Your task
How many of the lines below hold the word "观赏汉中市花"? Answer only with the number.

Material provided
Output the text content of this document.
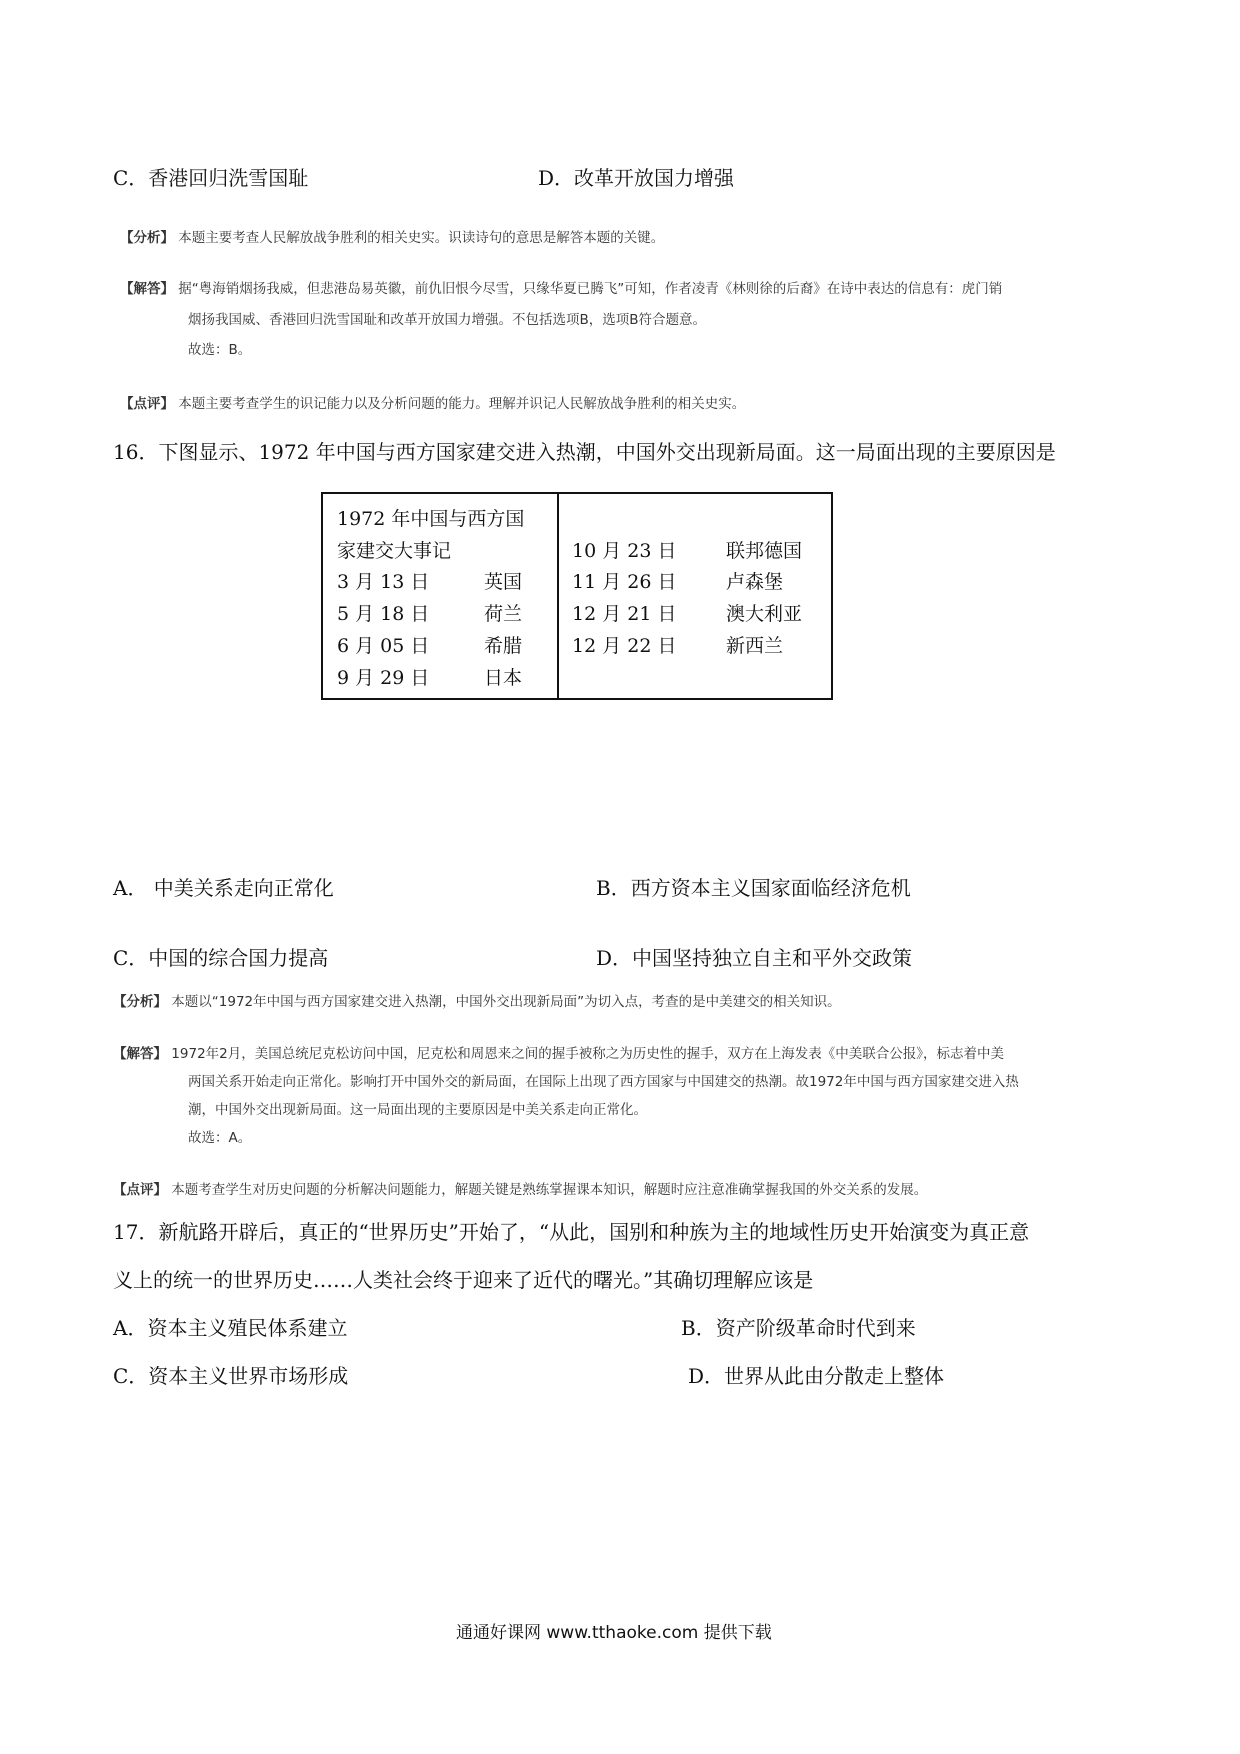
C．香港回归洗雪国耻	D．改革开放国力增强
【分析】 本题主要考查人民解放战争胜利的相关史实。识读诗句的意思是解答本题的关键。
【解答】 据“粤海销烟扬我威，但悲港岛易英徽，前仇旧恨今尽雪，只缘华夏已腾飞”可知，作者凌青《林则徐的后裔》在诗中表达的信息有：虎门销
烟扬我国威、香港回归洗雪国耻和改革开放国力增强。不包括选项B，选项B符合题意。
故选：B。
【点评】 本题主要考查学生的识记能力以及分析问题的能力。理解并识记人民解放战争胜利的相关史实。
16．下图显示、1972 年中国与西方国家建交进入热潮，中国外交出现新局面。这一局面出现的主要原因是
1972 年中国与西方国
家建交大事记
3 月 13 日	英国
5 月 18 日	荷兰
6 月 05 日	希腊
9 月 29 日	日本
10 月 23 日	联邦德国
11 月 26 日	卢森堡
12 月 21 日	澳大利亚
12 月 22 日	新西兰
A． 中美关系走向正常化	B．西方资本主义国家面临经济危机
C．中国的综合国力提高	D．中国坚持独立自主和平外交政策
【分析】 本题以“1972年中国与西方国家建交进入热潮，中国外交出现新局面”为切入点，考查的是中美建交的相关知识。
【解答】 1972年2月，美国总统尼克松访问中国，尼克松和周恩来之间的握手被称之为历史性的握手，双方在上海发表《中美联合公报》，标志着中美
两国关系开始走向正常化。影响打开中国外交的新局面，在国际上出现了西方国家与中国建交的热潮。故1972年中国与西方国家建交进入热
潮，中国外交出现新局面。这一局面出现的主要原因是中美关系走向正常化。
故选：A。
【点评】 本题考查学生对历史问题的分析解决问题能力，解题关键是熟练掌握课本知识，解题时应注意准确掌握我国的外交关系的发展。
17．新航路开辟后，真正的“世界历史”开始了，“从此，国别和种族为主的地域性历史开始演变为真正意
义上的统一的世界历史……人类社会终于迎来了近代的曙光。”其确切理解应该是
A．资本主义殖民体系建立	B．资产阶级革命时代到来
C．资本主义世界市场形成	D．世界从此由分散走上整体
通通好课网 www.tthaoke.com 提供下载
==
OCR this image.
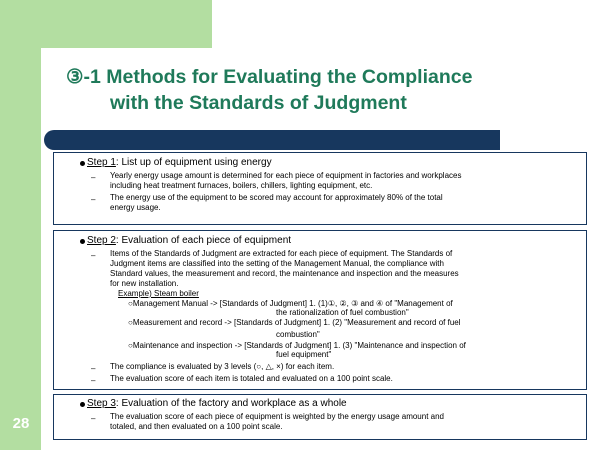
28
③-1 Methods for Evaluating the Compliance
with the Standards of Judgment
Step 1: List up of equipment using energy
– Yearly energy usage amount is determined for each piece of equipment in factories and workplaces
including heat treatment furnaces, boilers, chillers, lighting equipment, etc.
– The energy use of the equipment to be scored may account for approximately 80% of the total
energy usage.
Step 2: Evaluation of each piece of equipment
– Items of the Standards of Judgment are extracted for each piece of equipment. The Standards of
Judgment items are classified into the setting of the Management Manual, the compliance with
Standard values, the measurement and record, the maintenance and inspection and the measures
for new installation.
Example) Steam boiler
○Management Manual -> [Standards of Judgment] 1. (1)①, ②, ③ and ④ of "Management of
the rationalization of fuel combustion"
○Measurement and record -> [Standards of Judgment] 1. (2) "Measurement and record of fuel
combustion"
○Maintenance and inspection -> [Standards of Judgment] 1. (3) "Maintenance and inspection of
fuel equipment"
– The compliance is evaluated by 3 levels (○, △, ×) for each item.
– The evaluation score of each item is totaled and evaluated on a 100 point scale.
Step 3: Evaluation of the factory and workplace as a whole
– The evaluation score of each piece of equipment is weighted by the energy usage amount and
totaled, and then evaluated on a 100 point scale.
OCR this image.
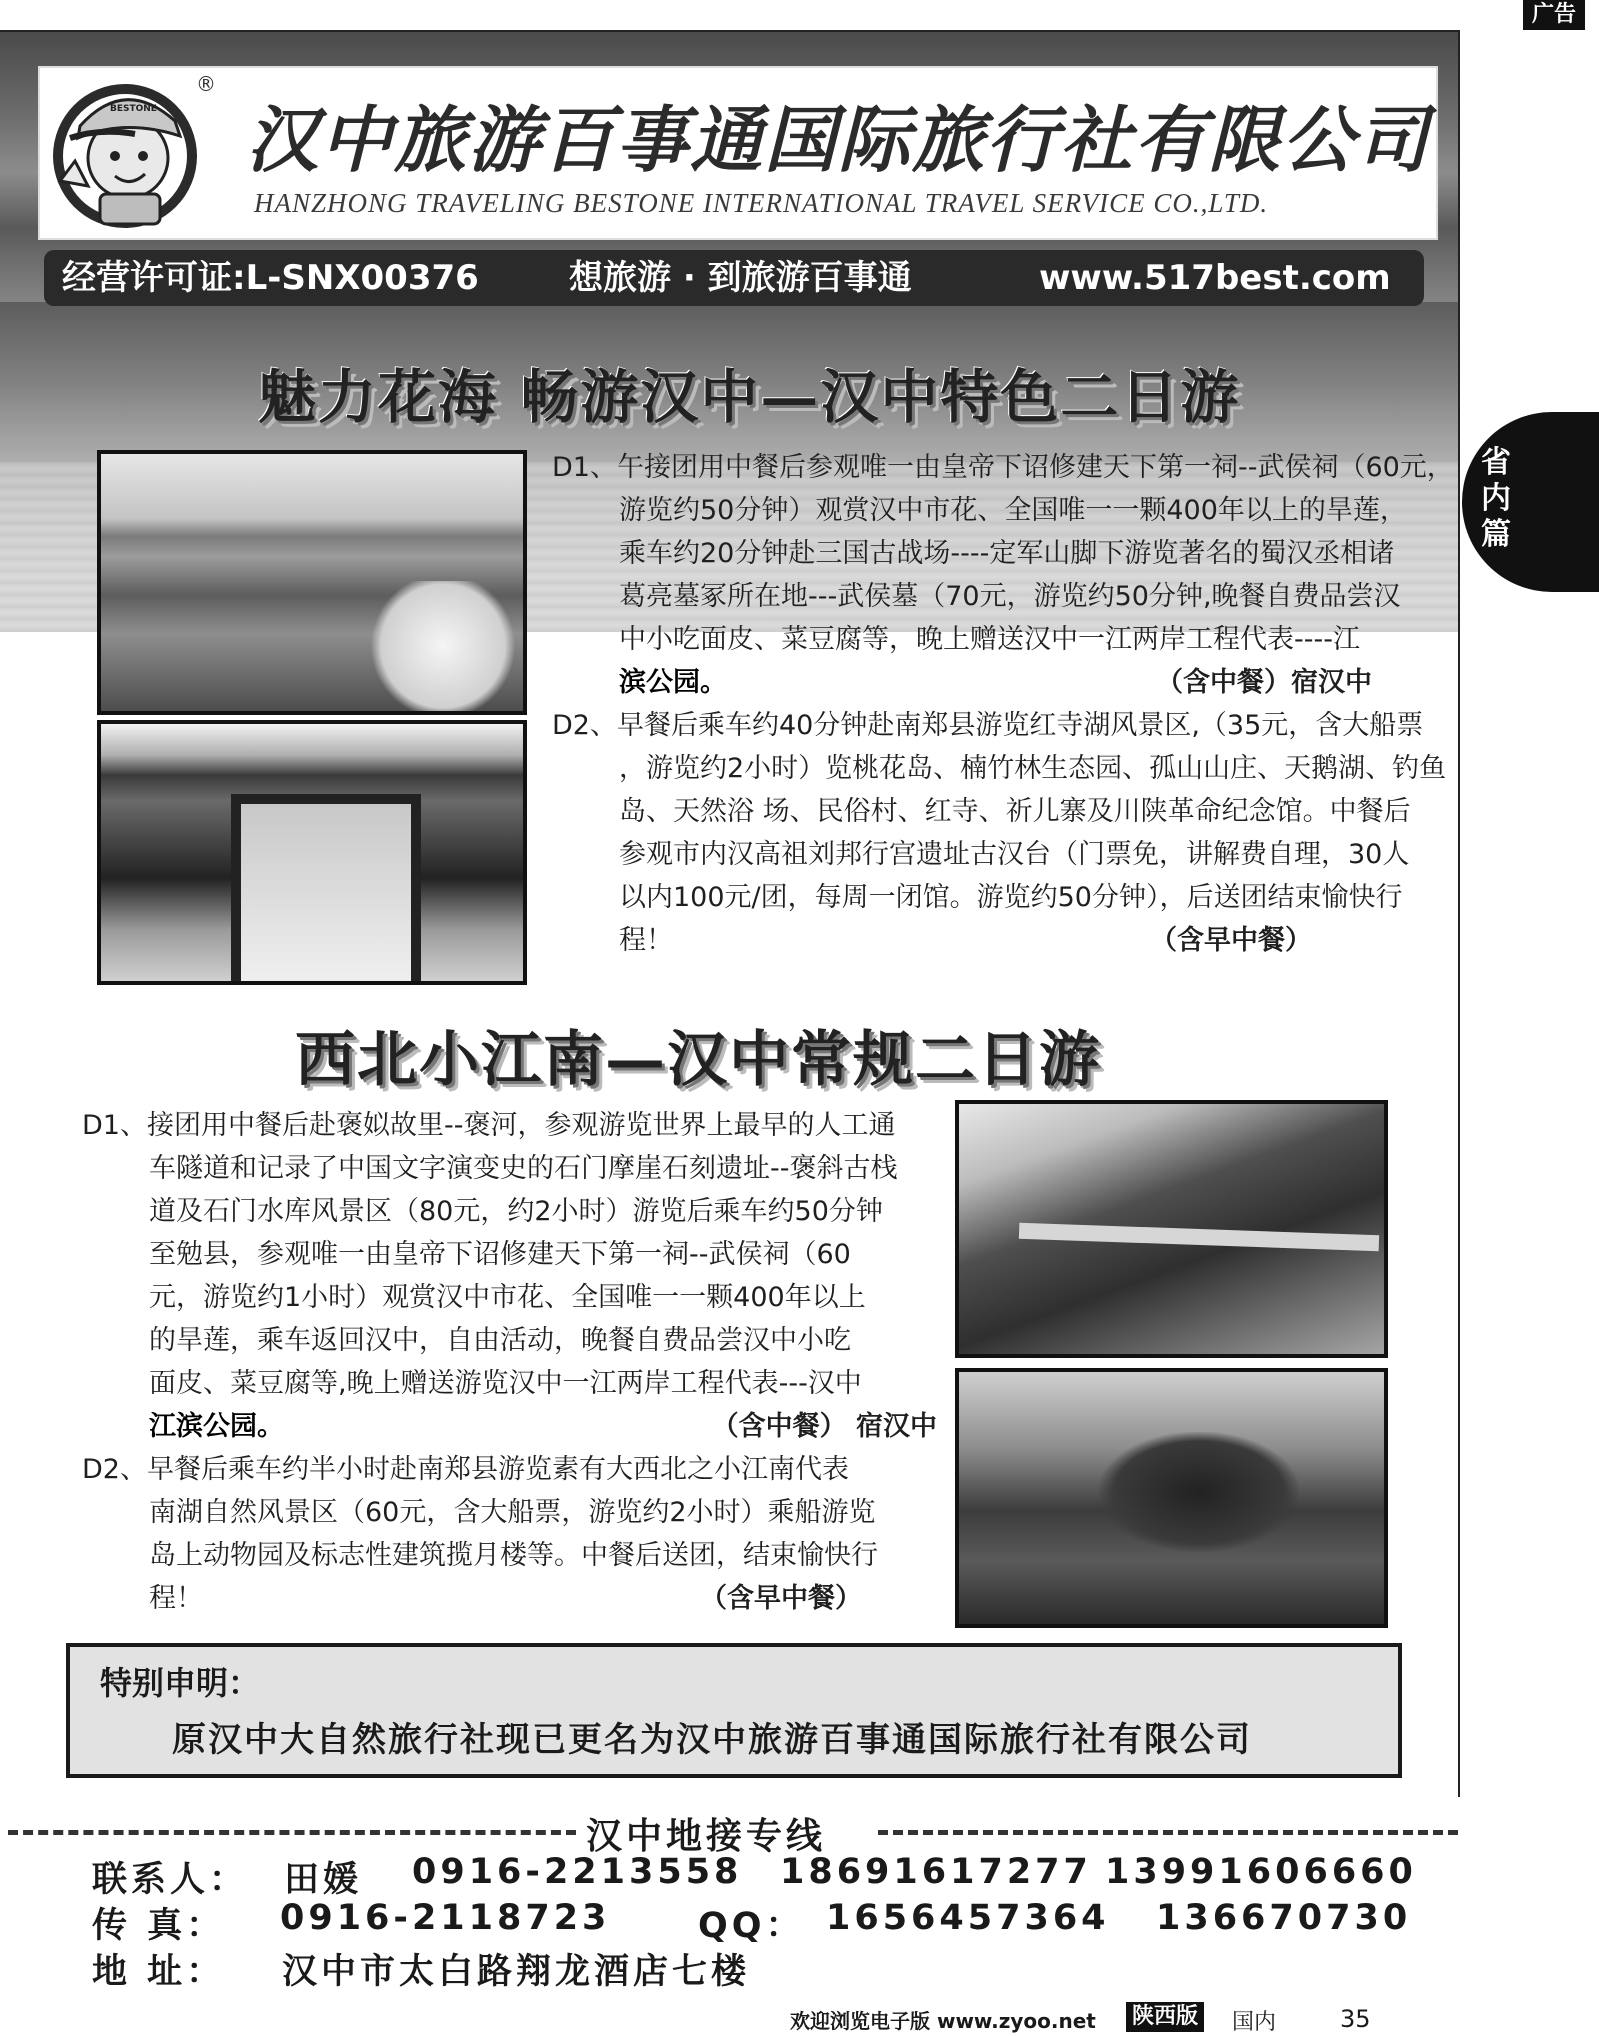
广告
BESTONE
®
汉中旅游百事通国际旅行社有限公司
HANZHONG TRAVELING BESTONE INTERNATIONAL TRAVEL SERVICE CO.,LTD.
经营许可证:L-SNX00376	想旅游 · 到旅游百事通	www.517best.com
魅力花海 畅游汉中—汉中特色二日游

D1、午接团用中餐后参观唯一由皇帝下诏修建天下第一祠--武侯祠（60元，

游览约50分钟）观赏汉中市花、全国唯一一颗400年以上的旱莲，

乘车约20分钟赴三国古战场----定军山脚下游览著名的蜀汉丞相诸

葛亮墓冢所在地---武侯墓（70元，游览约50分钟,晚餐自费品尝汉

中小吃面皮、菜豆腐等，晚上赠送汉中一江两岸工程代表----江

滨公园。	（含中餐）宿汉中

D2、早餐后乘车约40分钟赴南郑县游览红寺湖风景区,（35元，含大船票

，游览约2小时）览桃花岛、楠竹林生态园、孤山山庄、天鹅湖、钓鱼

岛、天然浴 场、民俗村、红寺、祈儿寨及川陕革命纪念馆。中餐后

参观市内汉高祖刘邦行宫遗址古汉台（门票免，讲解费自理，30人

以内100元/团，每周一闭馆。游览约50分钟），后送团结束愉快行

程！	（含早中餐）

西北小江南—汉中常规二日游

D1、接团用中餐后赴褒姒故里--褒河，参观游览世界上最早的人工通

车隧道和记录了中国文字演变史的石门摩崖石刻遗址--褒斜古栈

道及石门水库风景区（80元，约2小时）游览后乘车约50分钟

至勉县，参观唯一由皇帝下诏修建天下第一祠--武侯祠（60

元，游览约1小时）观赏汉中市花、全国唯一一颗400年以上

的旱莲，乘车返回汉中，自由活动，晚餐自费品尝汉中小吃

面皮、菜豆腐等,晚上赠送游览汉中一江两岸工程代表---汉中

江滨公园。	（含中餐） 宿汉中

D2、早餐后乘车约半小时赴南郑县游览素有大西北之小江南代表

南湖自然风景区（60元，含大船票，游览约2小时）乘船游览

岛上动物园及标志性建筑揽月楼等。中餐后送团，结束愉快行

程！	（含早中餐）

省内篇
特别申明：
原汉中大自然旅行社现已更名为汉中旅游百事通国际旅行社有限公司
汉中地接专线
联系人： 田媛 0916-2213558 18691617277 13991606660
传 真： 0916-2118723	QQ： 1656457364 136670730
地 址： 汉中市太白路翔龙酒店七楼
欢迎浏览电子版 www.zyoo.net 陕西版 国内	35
---
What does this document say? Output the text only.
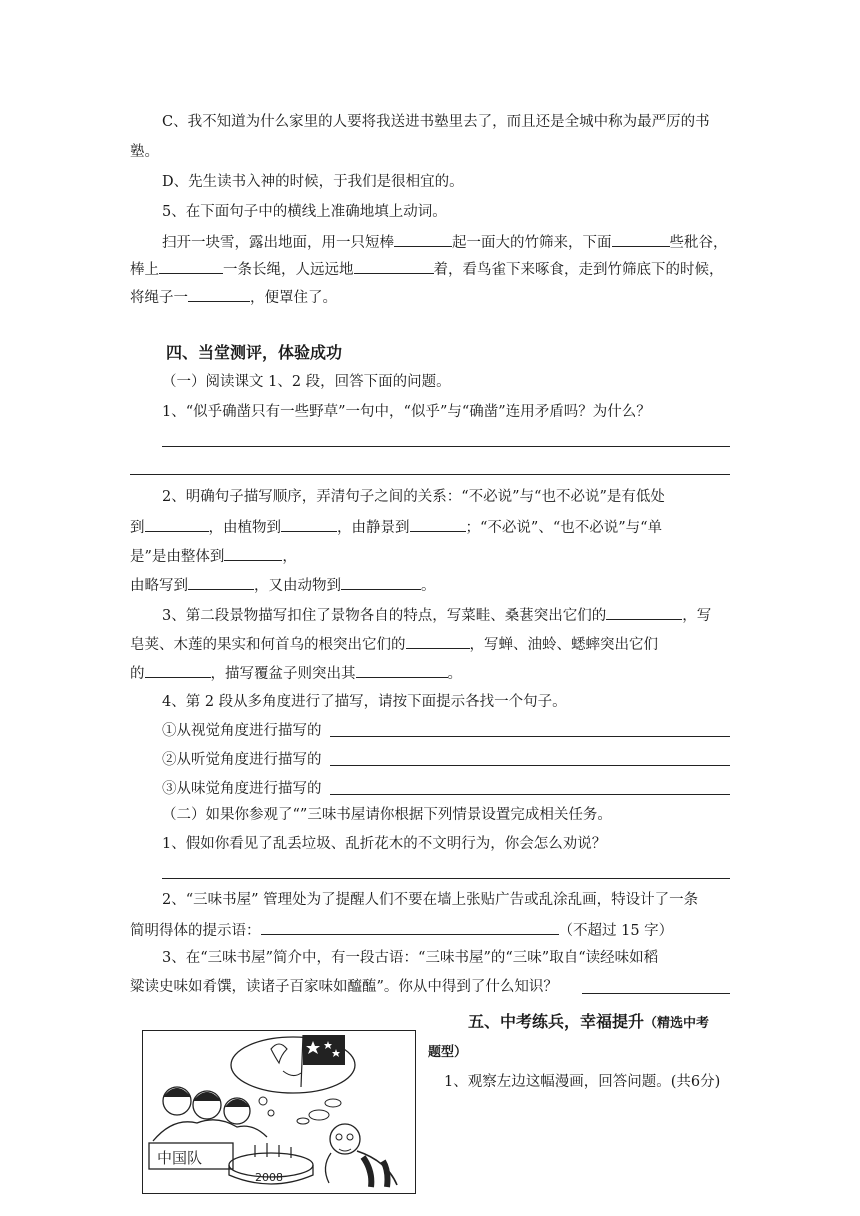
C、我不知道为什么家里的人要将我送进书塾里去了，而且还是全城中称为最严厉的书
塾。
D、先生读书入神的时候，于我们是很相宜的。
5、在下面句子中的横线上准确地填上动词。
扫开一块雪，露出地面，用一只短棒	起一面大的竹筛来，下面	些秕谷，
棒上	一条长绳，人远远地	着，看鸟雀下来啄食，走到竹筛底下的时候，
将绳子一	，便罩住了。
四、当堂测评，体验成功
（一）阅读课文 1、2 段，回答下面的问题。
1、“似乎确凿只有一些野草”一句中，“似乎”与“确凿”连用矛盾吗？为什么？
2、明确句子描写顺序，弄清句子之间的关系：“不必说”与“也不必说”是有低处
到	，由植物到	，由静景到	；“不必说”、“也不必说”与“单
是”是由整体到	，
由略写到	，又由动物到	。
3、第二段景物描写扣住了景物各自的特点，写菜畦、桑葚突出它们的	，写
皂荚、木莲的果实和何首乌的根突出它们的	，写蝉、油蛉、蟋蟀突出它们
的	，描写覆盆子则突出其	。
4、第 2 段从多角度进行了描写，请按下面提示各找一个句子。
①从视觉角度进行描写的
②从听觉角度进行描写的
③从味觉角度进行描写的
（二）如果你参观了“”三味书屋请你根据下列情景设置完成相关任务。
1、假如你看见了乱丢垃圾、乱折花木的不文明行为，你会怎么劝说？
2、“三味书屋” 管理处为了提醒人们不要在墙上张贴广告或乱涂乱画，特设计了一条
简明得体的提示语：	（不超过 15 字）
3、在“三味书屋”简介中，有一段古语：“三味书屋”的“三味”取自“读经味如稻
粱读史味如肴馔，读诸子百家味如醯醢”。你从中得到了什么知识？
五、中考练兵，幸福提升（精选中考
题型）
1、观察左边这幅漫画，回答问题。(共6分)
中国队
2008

Solved exercise
2